(Data records)
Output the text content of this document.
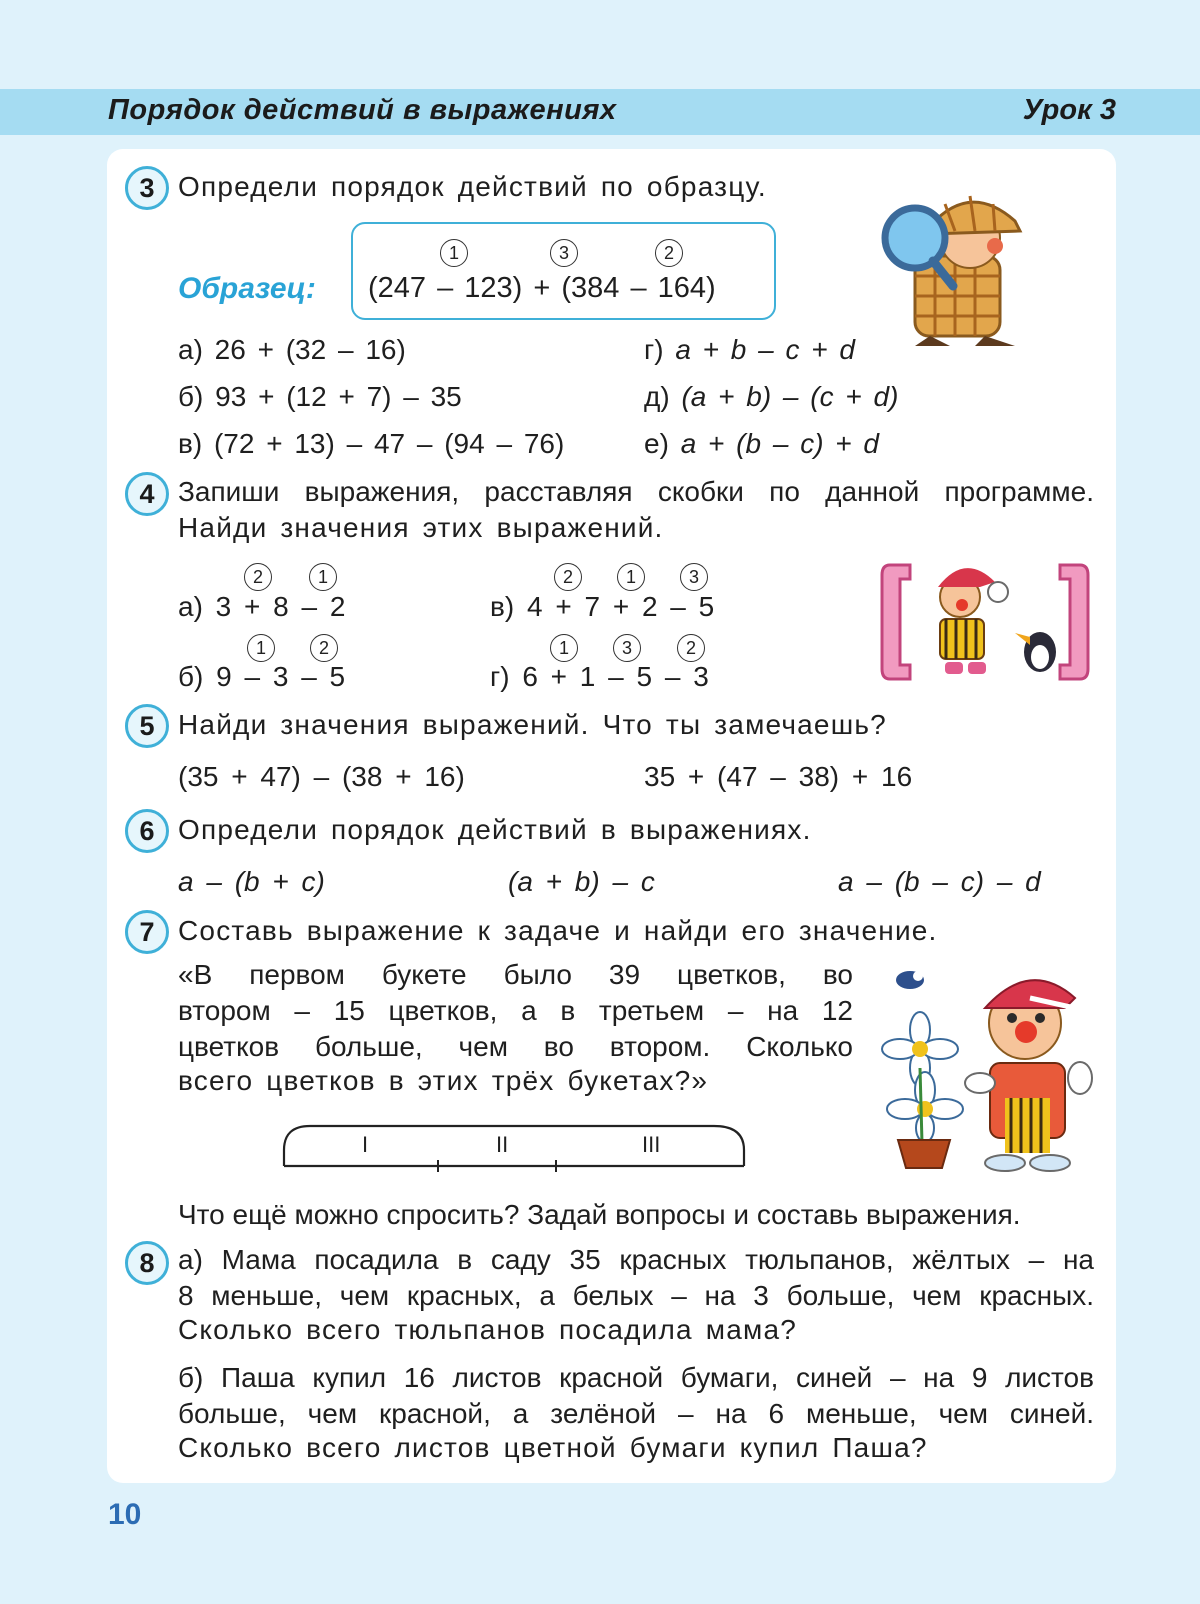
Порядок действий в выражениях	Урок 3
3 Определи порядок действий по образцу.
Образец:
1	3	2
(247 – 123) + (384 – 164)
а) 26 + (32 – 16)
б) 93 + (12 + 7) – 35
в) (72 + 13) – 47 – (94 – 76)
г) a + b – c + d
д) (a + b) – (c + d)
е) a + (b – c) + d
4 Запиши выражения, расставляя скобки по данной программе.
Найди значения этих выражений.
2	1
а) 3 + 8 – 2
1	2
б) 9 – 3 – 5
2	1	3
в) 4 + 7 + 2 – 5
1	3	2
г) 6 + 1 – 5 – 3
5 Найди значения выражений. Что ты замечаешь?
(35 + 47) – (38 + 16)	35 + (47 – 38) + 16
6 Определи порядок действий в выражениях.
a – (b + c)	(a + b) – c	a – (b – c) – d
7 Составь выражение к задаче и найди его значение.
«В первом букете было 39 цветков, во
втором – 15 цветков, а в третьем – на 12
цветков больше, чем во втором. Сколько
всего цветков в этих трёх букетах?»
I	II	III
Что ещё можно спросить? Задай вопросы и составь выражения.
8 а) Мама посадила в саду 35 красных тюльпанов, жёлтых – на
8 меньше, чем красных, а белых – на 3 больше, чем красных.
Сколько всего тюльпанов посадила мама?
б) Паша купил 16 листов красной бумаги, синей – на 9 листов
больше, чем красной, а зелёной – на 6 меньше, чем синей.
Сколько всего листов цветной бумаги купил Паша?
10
...
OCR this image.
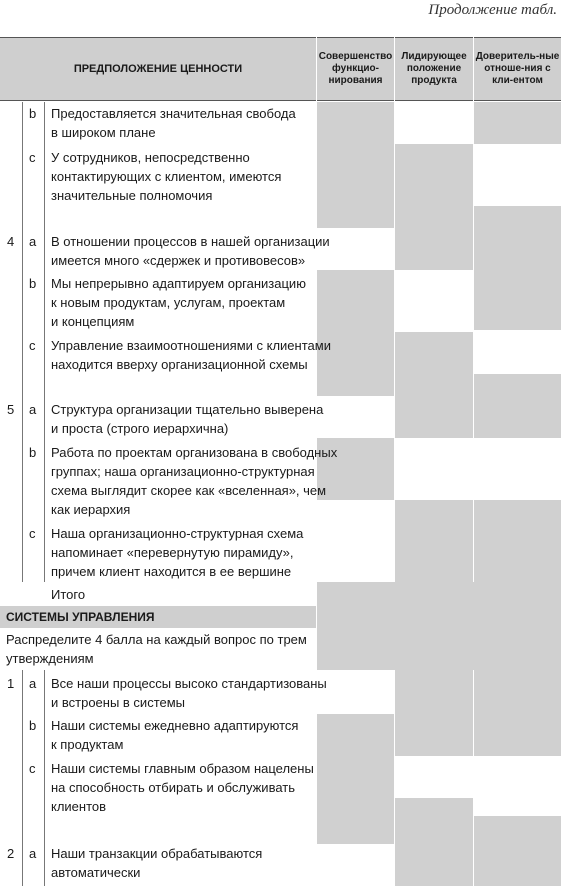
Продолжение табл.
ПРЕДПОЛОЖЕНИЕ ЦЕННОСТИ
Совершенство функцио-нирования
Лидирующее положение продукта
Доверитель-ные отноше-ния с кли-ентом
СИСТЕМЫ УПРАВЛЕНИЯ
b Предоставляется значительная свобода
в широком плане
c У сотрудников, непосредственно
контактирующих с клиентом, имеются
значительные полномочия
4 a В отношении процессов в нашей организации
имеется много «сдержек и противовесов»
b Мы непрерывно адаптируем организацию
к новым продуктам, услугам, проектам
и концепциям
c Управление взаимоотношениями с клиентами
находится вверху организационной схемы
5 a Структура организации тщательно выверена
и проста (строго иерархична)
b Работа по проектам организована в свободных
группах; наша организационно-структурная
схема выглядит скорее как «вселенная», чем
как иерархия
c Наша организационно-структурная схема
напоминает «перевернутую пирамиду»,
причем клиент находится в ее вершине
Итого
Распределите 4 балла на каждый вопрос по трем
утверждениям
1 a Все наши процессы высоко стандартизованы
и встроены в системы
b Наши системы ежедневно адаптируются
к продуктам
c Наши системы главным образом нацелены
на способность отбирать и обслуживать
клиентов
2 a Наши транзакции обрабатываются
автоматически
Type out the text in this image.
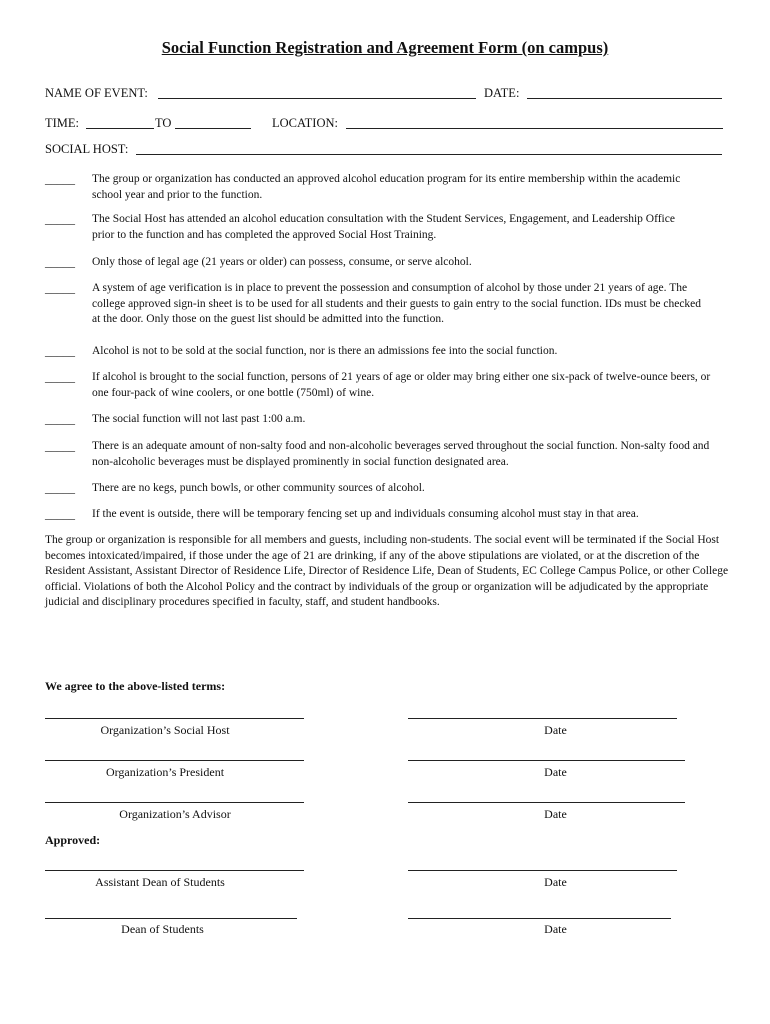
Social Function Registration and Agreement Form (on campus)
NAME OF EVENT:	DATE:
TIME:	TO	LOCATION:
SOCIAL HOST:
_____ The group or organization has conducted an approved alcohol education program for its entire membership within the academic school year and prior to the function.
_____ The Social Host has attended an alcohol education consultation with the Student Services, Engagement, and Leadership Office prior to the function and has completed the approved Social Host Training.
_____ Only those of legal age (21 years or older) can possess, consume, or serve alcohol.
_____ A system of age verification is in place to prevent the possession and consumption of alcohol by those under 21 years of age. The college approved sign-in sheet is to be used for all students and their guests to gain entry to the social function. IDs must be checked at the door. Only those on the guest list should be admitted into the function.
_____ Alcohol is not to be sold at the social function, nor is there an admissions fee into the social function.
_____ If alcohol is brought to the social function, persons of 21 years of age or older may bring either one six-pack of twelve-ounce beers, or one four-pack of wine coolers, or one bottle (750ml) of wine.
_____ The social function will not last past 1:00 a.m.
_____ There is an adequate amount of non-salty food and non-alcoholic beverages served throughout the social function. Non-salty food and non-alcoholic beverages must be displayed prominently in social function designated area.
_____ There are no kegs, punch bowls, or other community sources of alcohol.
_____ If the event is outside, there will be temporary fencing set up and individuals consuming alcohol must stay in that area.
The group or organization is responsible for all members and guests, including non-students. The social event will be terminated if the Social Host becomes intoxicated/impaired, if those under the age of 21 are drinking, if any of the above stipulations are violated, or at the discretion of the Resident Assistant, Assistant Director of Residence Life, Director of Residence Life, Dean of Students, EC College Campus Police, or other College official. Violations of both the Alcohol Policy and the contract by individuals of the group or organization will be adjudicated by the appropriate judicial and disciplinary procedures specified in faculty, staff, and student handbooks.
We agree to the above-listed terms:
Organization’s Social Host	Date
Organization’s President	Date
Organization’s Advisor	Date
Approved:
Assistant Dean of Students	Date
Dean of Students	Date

Exercise: Write out each line of the data that holds the string "education".

Output:
_____ The group or organization has conducted an approved alcohol education program for its entire membership within the academic school year and prior to the function.
_____ The Social Host has attended an alcohol education consultation with the Student Services, Engagement, and Leadership Office prior to the function and has completed the approved Social Host Training.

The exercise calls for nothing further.